■ **RECORDS FOR THE TASK**:

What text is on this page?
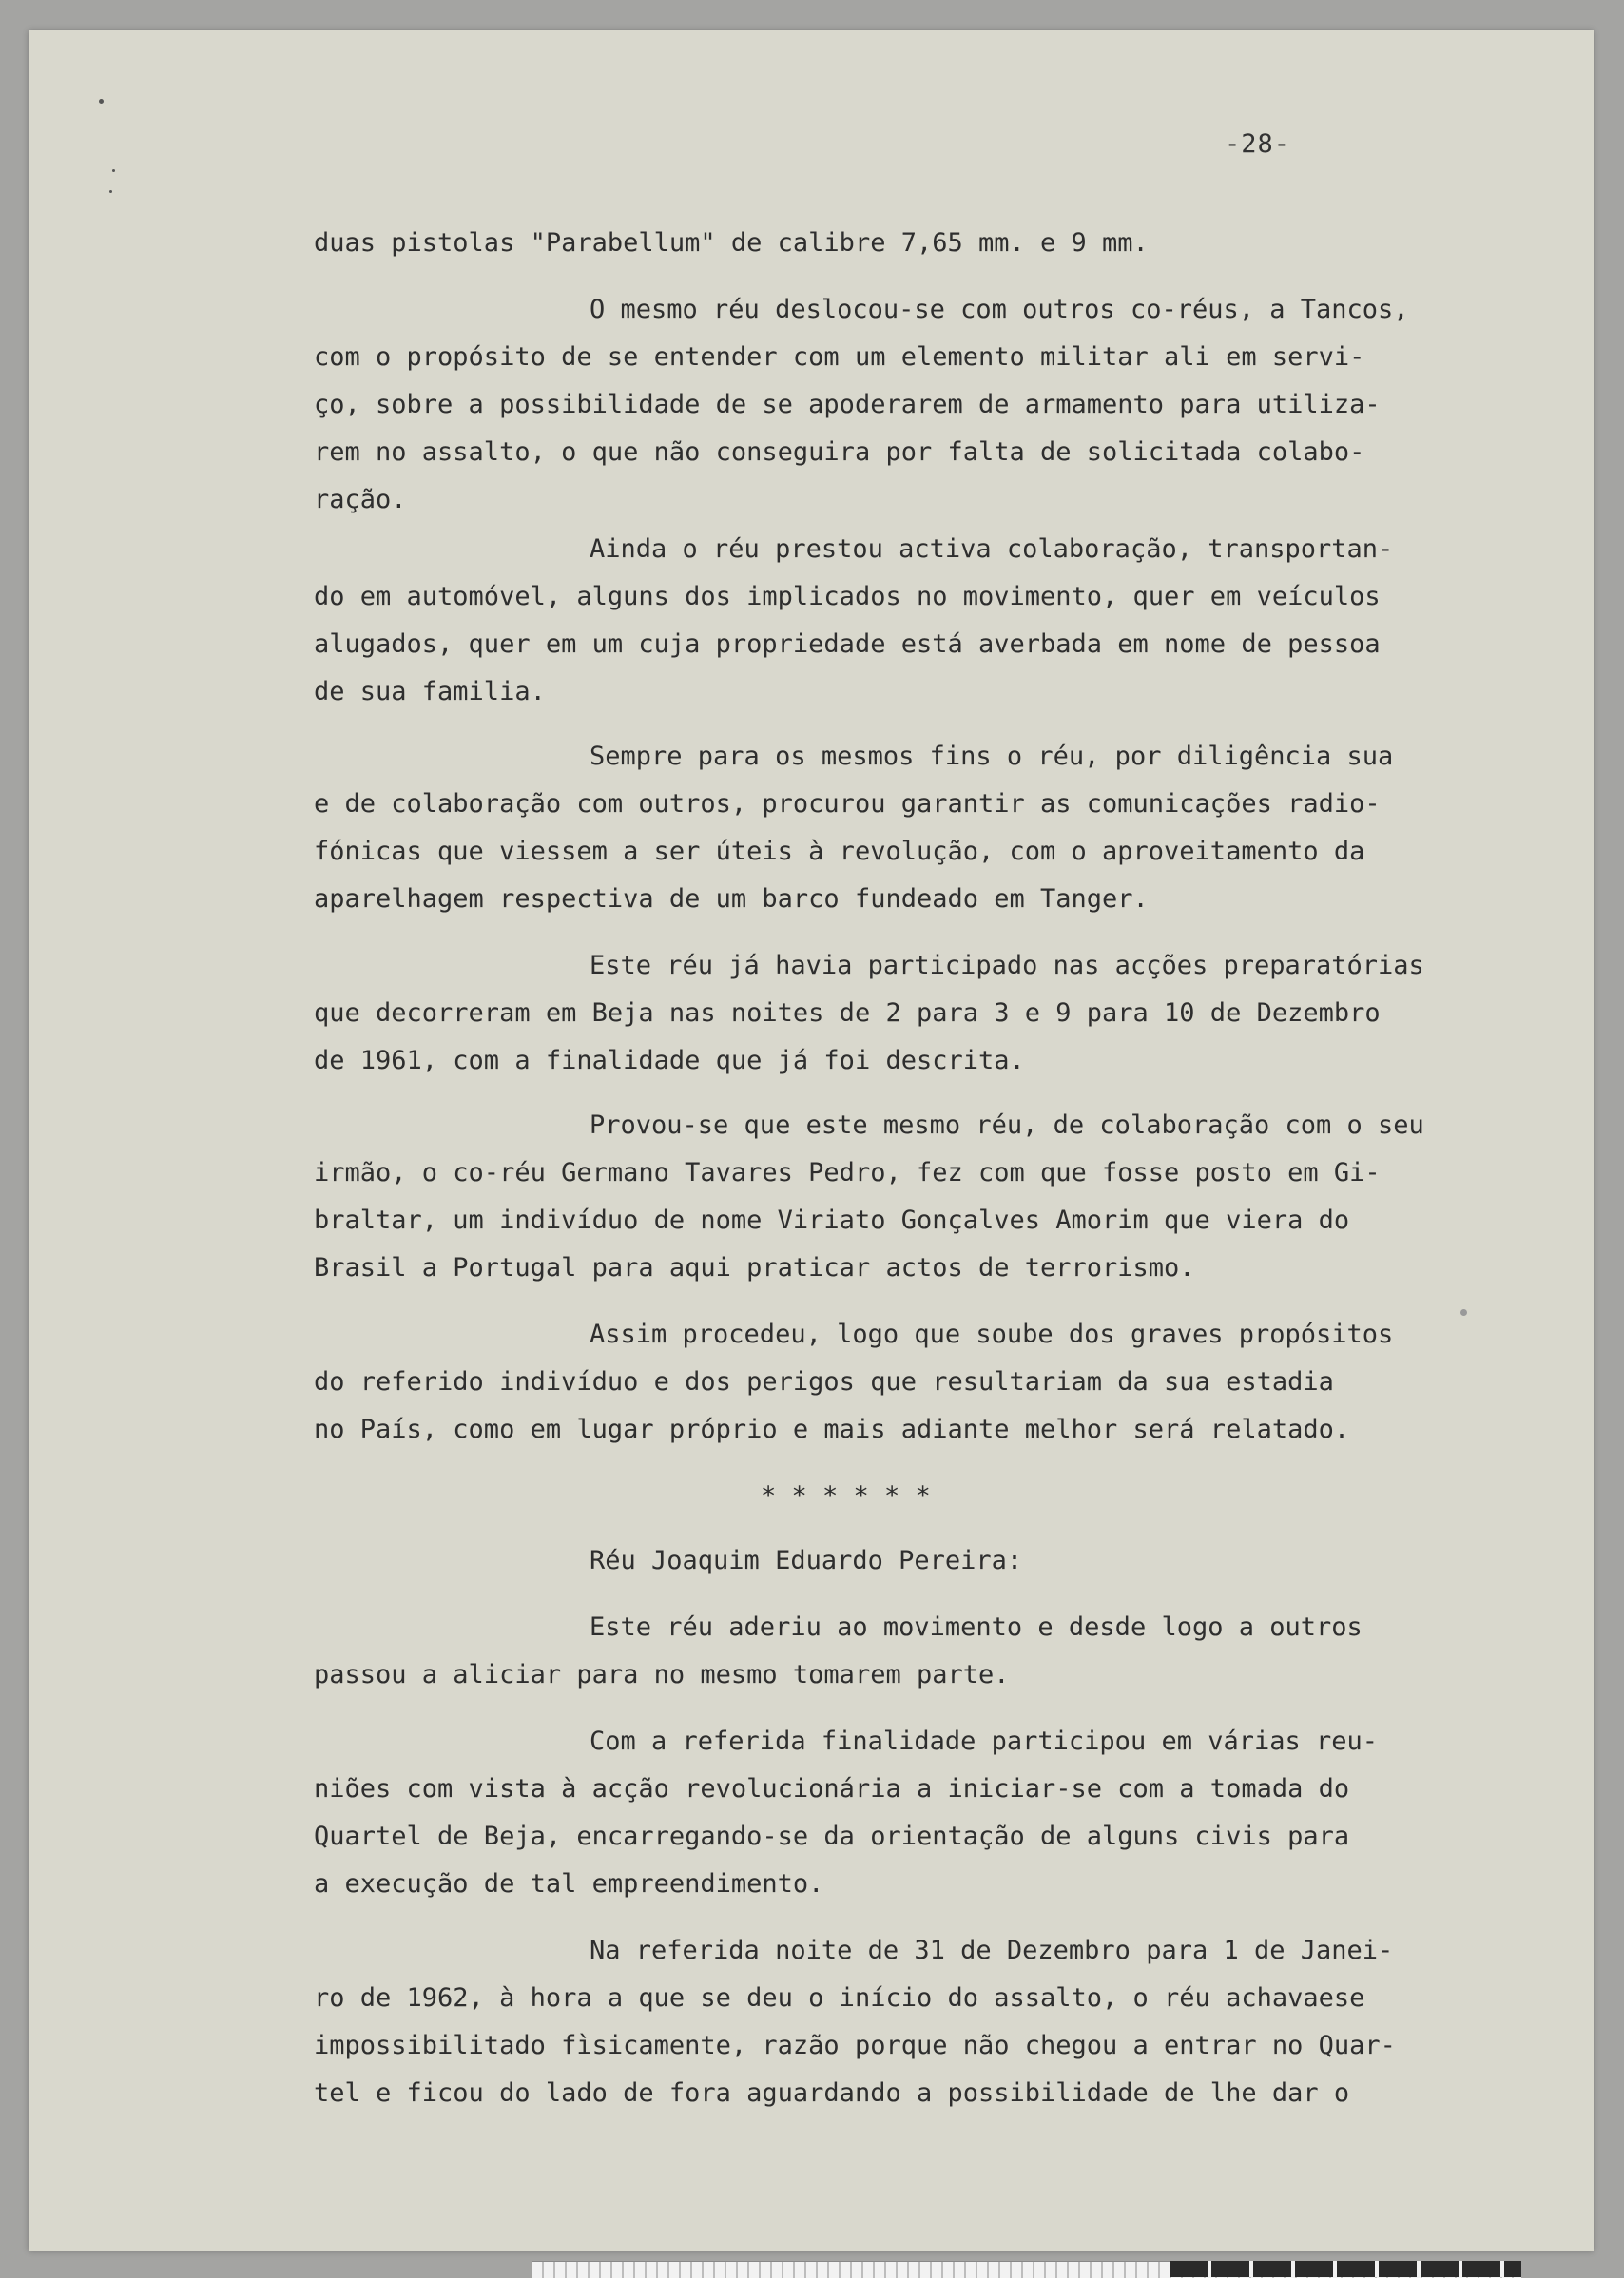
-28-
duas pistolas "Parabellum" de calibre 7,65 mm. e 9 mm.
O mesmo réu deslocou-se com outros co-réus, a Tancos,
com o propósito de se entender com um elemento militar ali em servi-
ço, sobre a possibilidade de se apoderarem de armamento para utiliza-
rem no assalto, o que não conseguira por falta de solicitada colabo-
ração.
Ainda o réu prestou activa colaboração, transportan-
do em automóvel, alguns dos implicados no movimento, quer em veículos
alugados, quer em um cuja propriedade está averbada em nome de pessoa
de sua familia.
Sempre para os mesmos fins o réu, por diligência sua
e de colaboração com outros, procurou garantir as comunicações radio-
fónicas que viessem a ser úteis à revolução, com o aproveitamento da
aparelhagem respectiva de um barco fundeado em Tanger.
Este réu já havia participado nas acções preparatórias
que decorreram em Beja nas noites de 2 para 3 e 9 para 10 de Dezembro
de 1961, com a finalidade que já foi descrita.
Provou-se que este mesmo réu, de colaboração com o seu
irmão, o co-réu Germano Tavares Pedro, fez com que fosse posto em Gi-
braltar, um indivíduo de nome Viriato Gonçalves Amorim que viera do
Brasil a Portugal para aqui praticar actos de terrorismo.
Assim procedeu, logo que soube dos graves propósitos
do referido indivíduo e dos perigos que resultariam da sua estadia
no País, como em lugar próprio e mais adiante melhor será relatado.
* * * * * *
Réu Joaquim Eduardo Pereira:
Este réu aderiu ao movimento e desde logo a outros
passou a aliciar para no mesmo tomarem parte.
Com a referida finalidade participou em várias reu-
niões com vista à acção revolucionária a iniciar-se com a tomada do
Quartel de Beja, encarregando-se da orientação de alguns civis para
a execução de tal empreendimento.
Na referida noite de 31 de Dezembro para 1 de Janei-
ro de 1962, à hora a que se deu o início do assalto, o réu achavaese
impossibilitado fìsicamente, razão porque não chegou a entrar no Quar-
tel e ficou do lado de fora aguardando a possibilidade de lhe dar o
* * *
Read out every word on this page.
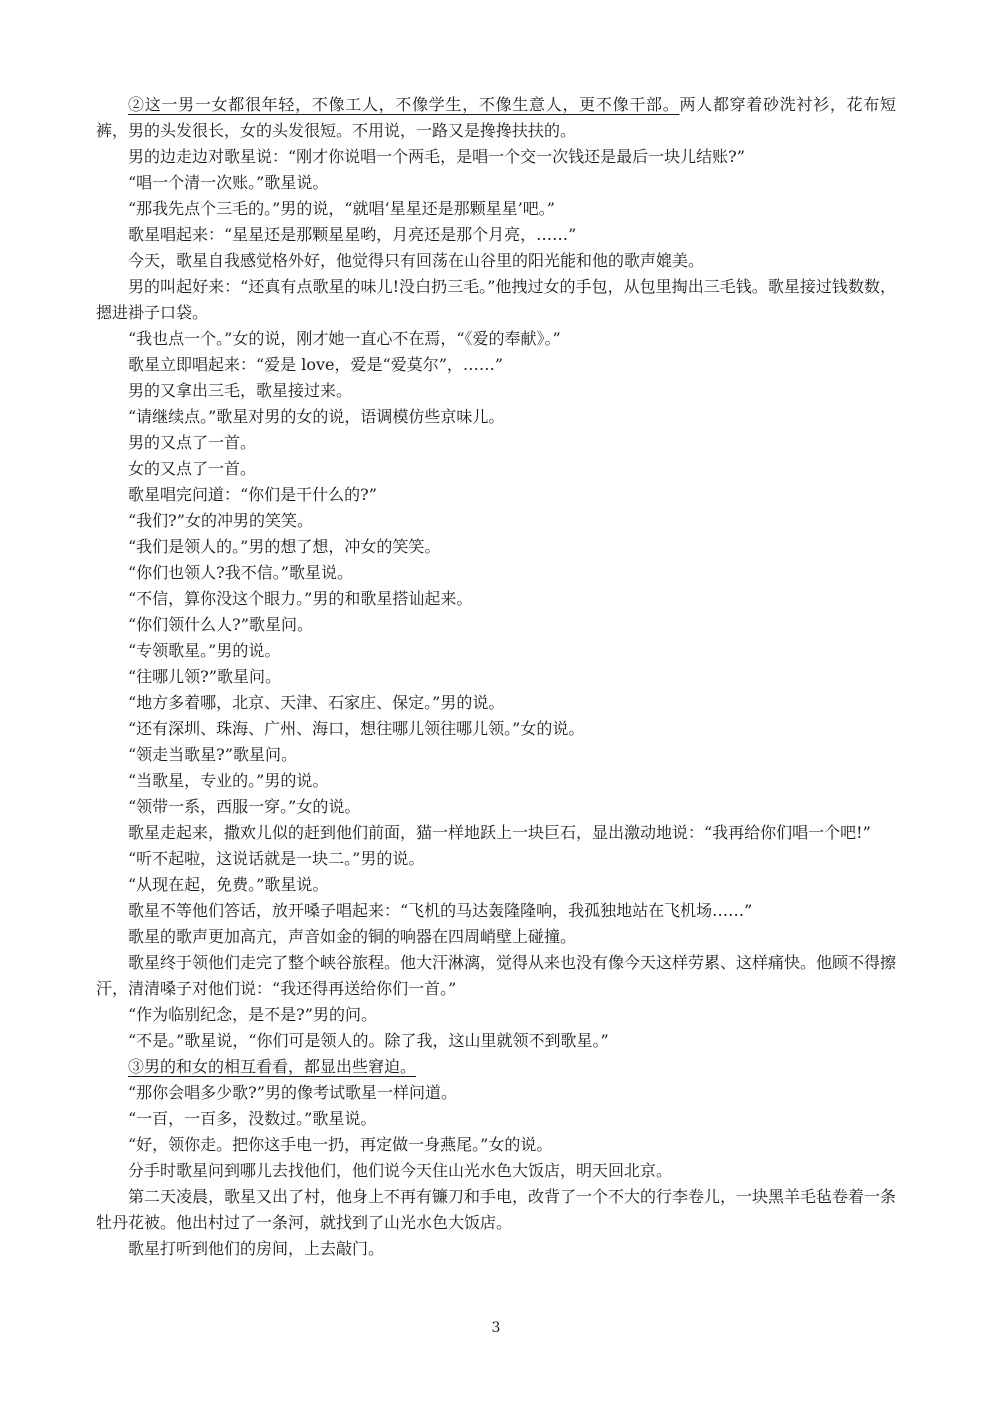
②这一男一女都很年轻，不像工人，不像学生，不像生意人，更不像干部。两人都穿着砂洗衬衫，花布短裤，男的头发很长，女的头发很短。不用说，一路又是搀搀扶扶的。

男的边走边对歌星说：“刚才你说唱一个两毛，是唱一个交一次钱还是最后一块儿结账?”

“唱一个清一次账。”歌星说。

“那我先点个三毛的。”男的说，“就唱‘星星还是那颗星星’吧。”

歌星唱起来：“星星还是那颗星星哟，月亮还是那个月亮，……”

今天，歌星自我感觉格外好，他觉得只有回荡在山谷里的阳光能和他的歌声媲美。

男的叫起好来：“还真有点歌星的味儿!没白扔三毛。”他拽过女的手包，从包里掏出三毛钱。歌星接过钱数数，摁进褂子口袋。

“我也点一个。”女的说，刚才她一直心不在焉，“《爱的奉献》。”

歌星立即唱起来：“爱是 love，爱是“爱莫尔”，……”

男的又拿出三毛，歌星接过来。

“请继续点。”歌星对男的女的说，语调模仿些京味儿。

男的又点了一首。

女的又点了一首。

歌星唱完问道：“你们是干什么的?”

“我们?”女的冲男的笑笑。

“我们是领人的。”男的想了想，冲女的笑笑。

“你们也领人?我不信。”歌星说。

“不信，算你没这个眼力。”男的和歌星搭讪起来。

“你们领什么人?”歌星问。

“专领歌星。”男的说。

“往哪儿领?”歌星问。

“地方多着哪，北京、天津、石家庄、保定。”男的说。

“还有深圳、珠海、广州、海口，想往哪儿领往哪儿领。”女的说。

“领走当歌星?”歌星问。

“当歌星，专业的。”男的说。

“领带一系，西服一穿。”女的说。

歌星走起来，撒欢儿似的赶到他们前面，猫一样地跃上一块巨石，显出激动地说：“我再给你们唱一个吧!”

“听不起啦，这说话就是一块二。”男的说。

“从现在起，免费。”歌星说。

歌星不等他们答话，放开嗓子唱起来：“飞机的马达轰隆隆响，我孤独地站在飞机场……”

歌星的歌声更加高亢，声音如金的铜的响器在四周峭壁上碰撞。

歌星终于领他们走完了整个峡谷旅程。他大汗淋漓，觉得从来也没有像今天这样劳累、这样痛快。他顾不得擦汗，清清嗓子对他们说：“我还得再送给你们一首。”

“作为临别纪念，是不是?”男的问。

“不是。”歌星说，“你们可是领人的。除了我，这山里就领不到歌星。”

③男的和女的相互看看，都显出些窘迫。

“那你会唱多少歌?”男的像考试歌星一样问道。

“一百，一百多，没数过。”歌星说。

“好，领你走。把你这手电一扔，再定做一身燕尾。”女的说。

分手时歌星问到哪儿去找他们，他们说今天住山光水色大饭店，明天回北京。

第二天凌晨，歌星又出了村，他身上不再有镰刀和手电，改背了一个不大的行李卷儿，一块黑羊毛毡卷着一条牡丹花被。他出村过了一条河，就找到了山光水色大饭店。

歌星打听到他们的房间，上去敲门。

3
==
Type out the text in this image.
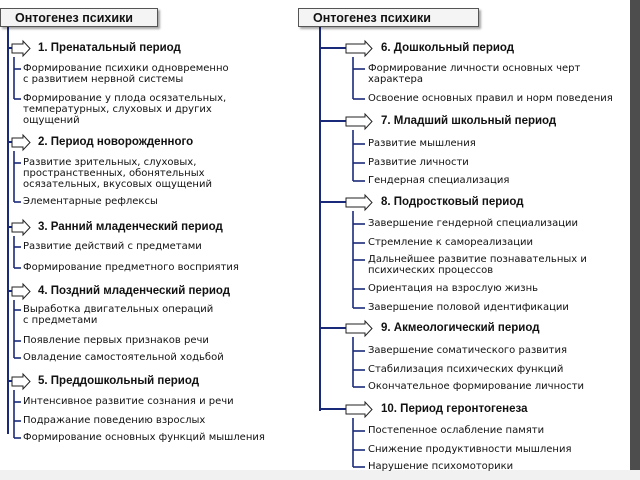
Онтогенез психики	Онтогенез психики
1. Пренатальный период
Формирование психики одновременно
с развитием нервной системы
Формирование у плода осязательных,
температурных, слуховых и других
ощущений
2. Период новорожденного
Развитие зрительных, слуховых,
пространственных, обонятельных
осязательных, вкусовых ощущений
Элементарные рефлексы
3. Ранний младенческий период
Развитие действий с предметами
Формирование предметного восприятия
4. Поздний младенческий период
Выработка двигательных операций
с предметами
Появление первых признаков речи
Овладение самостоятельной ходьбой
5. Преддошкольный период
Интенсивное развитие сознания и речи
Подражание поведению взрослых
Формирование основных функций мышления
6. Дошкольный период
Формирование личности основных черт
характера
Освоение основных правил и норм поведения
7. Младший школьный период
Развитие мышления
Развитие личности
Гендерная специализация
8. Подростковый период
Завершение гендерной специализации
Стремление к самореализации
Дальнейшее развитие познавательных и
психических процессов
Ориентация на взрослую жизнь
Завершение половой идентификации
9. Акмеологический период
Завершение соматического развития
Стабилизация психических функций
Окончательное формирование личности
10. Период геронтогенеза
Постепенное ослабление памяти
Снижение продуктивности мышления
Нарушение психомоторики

■ **WHAT IS REQUIRED**: Locate the lines above that contain "assalto" and copy them.

■ **THE OUTPUT**:
rem no assalto, o que não conseguira por falta de solicitada colabo-
ro de 1962, à hora a que se deu o início do assalto, o réu achavaese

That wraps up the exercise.